INSTRUCTIONS TO FOLLOW: Each line of the listing must be transcribed exactly, except for the images, which should be excluded.

EXTRACTED INFORMATION:
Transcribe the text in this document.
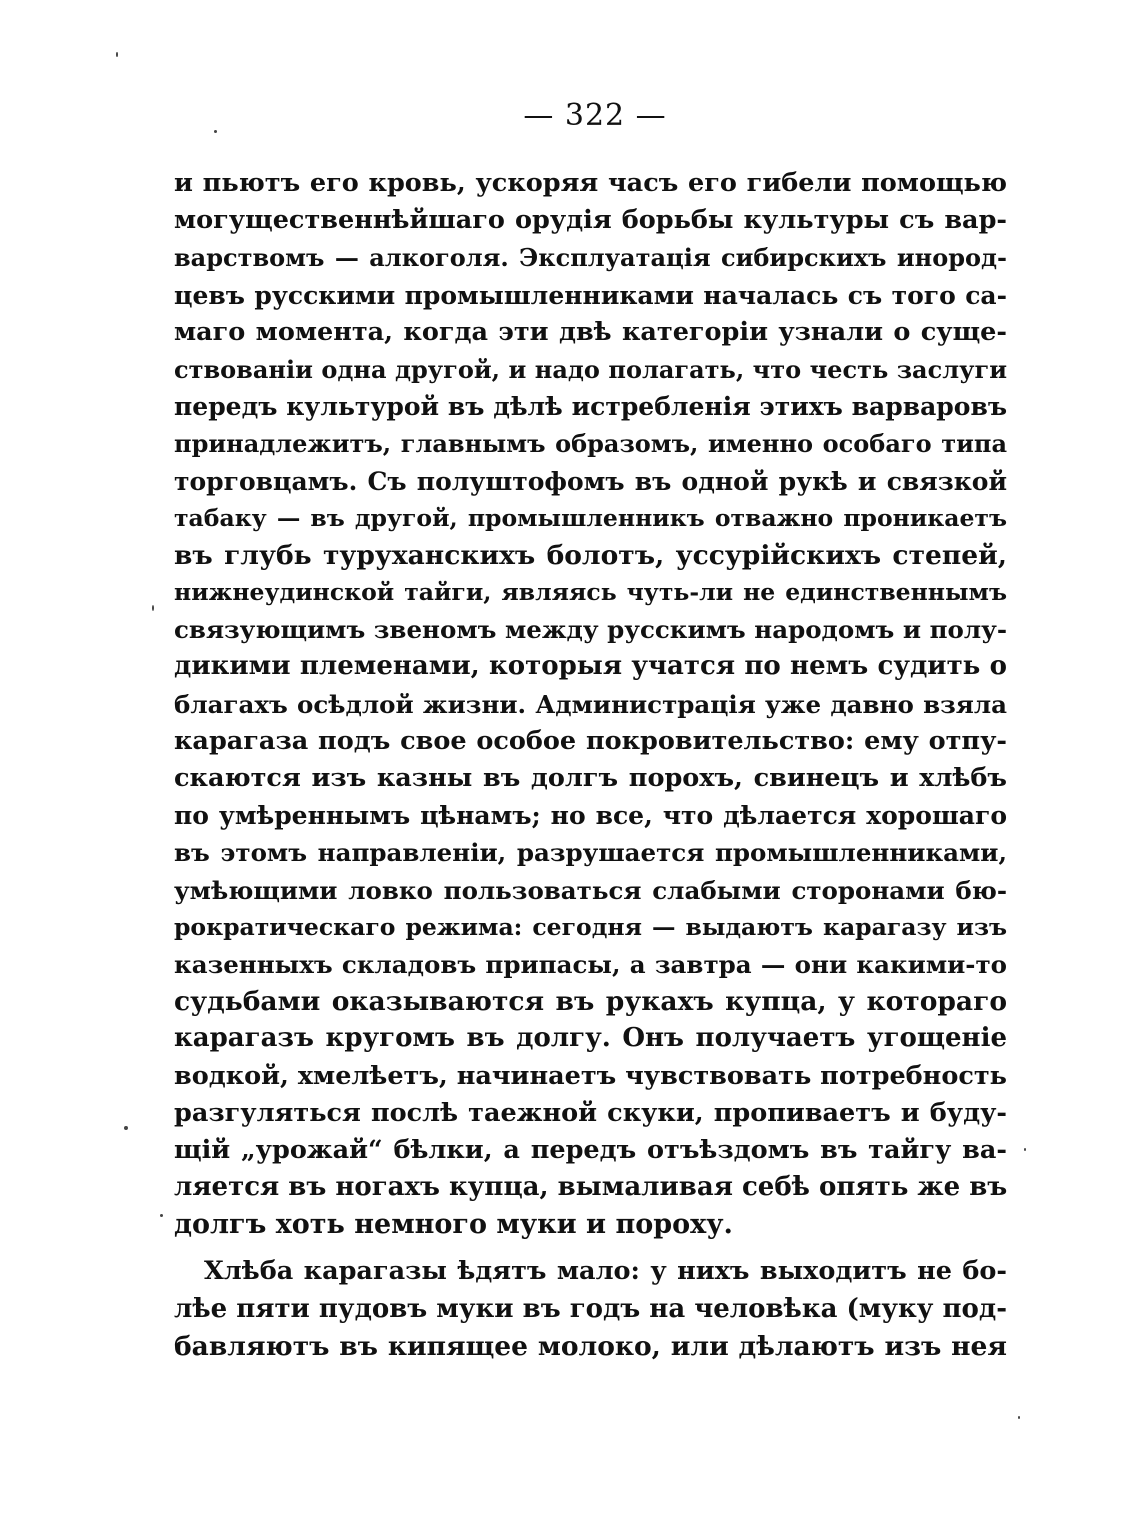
— 322 —
и пьютъ его кровь, ускоряя часъ его гибели помощью
могущественнѣйшаго орудія борьбы культуры съ вар-
варствомъ — алкоголя. Эксплуатація сибирскихъ инород-
цевъ русскими промышленниками началась съ того са-
маго момента, когда эти двѣ категоріи узнали о суще-
ствованіи одна другой, и надо полагать, что честь заслуги
передъ культурой въ дѣлѣ истребленія этихъ варваровъ
принадлежитъ, главнымъ образомъ, именно особаго типа
торговцамъ. Съ полуштофомъ въ одной рукѣ и связкой
табаку — въ другой, промышленникъ отважно проникаетъ
въ глубь туруханскихъ болотъ, уссурійскихъ степей,
нижнеудинской тайги, являясь чуть-ли не единственнымъ
связующимъ звеномъ между русскимъ народомъ и полу-
дикими племенами, которыя учатся по немъ судить о
благахъ осѣдлой жизни. Администрація уже давно взяла
карагаза подъ свое особое покровительство: ему отпу-
скаются изъ казны въ долгъ порохъ, свинецъ и хлѣбъ
по умѣреннымъ цѣнамъ; но все, что дѣлается хорошаго
въ этомъ направленіи, разрушается промышленниками,
умѣющими ловко пользоваться слабыми сторонами бю-
рократическаго режима: сегодня — выдаютъ карагазу изъ
казенныхъ складовъ припасы, а завтра — они какими-то
судьбами оказываются въ рукахъ купца, у котораго
карагазъ кругомъ въ долгу. Онъ получаетъ угощеніе
водкой, хмелѣетъ, начинаетъ чувствовать потребность
разгуляться послѣ таежной скуки, пропиваетъ и буду-
щій „урожай“ бѣлки, а передъ отъѣздомъ въ тайгу ва-
ляется въ ногахъ купца, вымаливая себѣ опять же въ
долгъ хоть немного муки и пороху.
Хлѣба карагазы ѣдятъ мало: у нихъ выходитъ не бо-
лѣе пяти пудовъ муки въ годъ на человѣка (муку под-
бавляютъ въ кипящее молоко, или дѣлаютъ изъ нея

THE SOLUTION:
Transcribe the text in this document.
— 322 —
и пьютъ его кровь, ускоряя часъ его гибели помощью
могущественнѣйшаго орудія борьбы культуры съ вар-
варствомъ — алкоголя. Эксплуатація сибирскихъ инород-
цевъ русскими промышленниками началась съ того са-
маго момента, когда эти двѣ категоріи узнали о суще-
ствованіи одна другой, и надо полагать, что честь заслуги
передъ культурой въ дѣлѣ истребленія этихъ варваровъ
принадлежитъ, главнымъ образомъ, именно особаго типа
торговцамъ. Съ полуштофомъ въ одной рукѣ и связкой
табаку — въ другой, промышленникъ отважно проникаетъ
въ глубь туруханскихъ болотъ, уссурійскихъ степей,
нижнеудинской тайги, являясь чуть-ли не единственнымъ
связующимъ звеномъ между русскимъ народомъ и полу-
дикими племенами, которыя учатся по немъ судить о
благахъ осѣдлой жизни. Администрація уже давно взяла
карагаза подъ свое особое покровительство: ему отпу-
скаются изъ казны въ долгъ порохъ, свинецъ и хлѣбъ
по умѣреннымъ цѣнамъ; но все, что дѣлается хорошаго
въ этомъ направленіи, разрушается промышленниками,
умѣющими ловко пользоваться слабыми сторонами бю-
рократическаго режима: сегодня — выдаютъ карагазу изъ
казенныхъ складовъ припасы, а завтра — они какими-то
судьбами оказываются въ рукахъ купца, у котораго
карагазъ кругомъ въ долгу. Онъ получаетъ угощеніе
водкой, хмелѣетъ, начинаетъ чувствовать потребность
разгуляться послѣ таежной скуки, пропиваетъ и буду-
щій „урожай“ бѣлки, а передъ отъѣздомъ въ тайгу ва-
ляется въ ногахъ купца, вымаливая себѣ опять же въ
долгъ хоть немного муки и пороху.
Хлѣба карагазы ѣдятъ мало: у нихъ выходитъ не бо-
лѣе пяти пудовъ муки въ годъ на человѣка (муку под-
бавляютъ въ кипящее молоко, или дѣлаютъ изъ нея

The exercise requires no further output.